● Data extracted from a collection
-=-=-=-=-
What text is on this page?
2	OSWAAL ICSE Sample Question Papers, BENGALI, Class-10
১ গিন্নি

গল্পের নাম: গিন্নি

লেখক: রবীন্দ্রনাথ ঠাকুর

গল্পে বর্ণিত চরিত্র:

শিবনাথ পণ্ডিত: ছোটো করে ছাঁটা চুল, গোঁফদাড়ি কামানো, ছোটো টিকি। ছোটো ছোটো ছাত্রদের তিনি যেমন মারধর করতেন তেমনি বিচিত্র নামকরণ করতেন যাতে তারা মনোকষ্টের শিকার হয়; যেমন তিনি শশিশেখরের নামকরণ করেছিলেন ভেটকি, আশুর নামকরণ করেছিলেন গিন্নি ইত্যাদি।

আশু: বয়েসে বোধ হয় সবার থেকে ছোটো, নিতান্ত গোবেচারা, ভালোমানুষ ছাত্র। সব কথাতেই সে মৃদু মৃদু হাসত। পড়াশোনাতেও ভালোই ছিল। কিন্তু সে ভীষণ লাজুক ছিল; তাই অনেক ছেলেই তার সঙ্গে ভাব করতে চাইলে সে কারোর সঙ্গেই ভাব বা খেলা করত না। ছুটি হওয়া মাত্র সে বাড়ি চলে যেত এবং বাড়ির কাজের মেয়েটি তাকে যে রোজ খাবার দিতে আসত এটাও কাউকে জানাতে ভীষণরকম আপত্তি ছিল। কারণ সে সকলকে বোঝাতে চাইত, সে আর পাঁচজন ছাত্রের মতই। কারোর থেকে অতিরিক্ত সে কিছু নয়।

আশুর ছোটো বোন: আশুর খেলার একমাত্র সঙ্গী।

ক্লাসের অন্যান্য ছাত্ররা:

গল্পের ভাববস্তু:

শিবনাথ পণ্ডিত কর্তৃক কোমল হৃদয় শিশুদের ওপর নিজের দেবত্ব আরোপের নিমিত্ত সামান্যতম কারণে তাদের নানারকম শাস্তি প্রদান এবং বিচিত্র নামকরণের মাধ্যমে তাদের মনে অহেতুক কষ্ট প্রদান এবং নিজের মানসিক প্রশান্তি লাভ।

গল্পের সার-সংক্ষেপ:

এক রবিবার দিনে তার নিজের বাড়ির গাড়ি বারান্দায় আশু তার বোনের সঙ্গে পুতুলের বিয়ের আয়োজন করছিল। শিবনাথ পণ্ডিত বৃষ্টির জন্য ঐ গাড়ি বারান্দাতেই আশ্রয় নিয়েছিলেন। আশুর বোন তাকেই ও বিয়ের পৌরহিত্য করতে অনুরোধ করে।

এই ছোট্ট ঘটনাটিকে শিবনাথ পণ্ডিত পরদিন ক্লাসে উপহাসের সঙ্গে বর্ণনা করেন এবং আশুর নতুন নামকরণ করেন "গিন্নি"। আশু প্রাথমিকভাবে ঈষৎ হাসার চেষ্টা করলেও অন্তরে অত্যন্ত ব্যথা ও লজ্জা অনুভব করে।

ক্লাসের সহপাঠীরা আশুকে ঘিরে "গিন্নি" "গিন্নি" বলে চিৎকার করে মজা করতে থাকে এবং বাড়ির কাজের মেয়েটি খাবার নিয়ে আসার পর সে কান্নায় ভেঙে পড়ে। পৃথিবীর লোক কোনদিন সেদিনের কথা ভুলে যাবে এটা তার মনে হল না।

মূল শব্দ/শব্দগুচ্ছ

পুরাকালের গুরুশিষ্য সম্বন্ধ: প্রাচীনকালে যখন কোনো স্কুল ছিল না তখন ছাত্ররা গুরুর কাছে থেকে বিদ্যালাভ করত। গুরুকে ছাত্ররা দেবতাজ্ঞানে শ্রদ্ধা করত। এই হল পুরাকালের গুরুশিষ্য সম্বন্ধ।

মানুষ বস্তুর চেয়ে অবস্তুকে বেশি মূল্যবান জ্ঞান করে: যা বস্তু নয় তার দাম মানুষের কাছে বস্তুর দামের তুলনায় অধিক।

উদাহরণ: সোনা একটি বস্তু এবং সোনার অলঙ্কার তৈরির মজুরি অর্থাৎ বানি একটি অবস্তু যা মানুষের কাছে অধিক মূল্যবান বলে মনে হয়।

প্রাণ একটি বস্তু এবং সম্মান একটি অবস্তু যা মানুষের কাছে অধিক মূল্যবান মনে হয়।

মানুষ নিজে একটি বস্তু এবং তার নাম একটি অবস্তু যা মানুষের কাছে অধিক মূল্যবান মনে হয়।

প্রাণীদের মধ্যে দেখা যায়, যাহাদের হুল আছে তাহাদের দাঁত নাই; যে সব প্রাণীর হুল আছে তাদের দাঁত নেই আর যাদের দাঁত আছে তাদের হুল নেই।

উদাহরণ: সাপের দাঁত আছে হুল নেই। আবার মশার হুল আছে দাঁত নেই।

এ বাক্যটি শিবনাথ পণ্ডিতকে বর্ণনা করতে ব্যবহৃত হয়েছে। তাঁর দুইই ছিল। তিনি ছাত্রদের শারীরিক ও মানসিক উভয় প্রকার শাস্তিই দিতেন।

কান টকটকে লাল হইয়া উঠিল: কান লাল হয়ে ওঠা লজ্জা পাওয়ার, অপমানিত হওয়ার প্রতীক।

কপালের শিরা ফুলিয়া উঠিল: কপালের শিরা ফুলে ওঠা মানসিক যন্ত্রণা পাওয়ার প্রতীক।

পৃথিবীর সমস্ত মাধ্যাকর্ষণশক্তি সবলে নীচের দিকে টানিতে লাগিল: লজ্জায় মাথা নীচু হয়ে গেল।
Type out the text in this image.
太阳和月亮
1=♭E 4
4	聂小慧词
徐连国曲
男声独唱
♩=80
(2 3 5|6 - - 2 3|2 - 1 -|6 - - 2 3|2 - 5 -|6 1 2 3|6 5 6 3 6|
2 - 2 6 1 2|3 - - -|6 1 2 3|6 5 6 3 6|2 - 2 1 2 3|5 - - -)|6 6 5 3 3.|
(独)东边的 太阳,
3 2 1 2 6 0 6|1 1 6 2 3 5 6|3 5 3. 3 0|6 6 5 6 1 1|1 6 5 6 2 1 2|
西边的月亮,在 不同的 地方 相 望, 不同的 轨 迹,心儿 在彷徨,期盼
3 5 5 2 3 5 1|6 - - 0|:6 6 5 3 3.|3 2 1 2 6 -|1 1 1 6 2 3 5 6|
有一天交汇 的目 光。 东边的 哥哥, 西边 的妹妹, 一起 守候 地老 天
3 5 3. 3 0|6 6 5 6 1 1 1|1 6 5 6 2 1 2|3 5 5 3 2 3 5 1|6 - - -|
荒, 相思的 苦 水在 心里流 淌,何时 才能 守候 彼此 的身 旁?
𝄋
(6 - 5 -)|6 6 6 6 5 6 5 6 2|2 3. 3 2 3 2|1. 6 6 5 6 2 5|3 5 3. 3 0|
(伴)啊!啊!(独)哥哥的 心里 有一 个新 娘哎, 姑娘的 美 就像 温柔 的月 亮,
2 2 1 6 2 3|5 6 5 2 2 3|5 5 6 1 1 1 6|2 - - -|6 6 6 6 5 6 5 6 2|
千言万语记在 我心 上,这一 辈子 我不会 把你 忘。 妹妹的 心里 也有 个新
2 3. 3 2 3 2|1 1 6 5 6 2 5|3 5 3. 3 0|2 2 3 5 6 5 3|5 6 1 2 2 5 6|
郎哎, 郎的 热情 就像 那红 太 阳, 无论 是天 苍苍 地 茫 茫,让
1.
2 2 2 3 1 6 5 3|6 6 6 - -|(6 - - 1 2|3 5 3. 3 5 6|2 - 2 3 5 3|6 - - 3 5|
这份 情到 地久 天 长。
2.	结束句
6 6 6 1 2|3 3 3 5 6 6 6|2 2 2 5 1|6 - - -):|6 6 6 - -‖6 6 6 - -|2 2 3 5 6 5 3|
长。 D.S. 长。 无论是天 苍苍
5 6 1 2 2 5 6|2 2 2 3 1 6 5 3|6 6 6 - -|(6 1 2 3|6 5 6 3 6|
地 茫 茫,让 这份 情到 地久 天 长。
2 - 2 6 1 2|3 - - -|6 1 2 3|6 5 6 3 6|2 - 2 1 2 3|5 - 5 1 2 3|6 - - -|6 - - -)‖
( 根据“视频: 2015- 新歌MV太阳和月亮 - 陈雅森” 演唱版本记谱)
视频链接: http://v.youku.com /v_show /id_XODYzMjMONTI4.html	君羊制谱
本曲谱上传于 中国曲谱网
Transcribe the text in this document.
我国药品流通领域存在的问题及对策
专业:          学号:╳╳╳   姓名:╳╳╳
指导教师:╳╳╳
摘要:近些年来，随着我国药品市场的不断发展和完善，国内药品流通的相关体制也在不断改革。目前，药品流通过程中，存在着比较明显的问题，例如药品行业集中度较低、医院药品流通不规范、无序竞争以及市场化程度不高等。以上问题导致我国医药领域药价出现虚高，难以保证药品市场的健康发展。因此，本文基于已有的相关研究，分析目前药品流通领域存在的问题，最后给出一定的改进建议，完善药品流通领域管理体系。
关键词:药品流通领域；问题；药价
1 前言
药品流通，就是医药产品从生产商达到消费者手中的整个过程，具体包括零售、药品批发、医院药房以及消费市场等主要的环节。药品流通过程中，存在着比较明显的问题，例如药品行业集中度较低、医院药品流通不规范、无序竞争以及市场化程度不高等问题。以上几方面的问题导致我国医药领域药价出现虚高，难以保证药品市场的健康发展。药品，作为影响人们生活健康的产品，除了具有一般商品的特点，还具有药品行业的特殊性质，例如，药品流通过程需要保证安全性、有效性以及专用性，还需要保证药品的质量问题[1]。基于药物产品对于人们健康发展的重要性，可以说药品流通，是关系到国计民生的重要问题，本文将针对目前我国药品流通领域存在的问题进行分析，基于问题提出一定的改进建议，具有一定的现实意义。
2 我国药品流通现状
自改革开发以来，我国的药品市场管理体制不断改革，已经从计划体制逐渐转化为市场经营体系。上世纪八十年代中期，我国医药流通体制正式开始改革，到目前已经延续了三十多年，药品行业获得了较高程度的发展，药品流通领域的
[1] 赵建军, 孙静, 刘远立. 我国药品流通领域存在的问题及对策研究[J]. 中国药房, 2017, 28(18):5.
-=-=-=-=-
● WHAT YOU SHOULD DO
Everything from the line that contains "Transcribe the text in this document." through the end of the records must be duplicated exactly, and nothing outside that range.

● THE ANSWER
Transcribe the text in this document.
我国药品流通领域存在的问题及对策
专业:          学号:╳╳╳   姓名:╳╳╳
指导教师:╳╳╳
摘要:近些年来，随着我国药品市场的不断发展和完善，国内药品流通的相关体制也在不断改革。目前，药品流通过程中，存在着比较明显的问题，例如药品行业集中度较低、医院药品流通不规范、无序竞争以及市场化程度不高等。以上问题导致我国医药领域药价出现虚高，难以保证药品市场的健康发展。因此，本文基于已有的相关研究，分析目前药品流通领域存在的问题，最后给出一定的改进建议，完善药品流通领域管理体系。
关键词:药品流通领域；问题；药价
1 前言
药品流通，就是医药产品从生产商达到消费者手中的整个过程，具体包括零售、药品批发、医院药房以及消费市场等主要的环节。药品流通过程中，存在着比较明显的问题，例如药品行业集中度较低、医院药品流通不规范、无序竞争以及市场化程度不高等问题。以上几方面的问题导致我国医药领域药价出现虚高，难以保证药品市场的健康发展。药品，作为影响人们生活健康的产品，除了具有一般商品的特点，还具有药品行业的特殊性质，例如，药品流通过程需要保证安全性、有效性以及专用性，还需要保证药品的质量问题[1]。基于药物产品对于人们健康发展的重要性，可以说药品流通，是关系到国计民生的重要问题，本文将针对目前我国药品流通领域存在的问题进行分析，基于问题提出一定的改进建议，具有一定的现实意义。
2 我国药品流通现状
自改革开发以来，我国的药品市场管理体制不断改革，已经从计划体制逐渐转化为市场经营体系。上世纪八十年代中期，我国医药流通体制正式开始改革，到目前已经延续了三十多年，药品行业获得了较高程度的发展，药品流通领域的
[1] 赵建军, 孙静, 刘远立. 我国药品流通领域存在的问题及对策研究[J]. 中国药房, 2017, 28(18):5.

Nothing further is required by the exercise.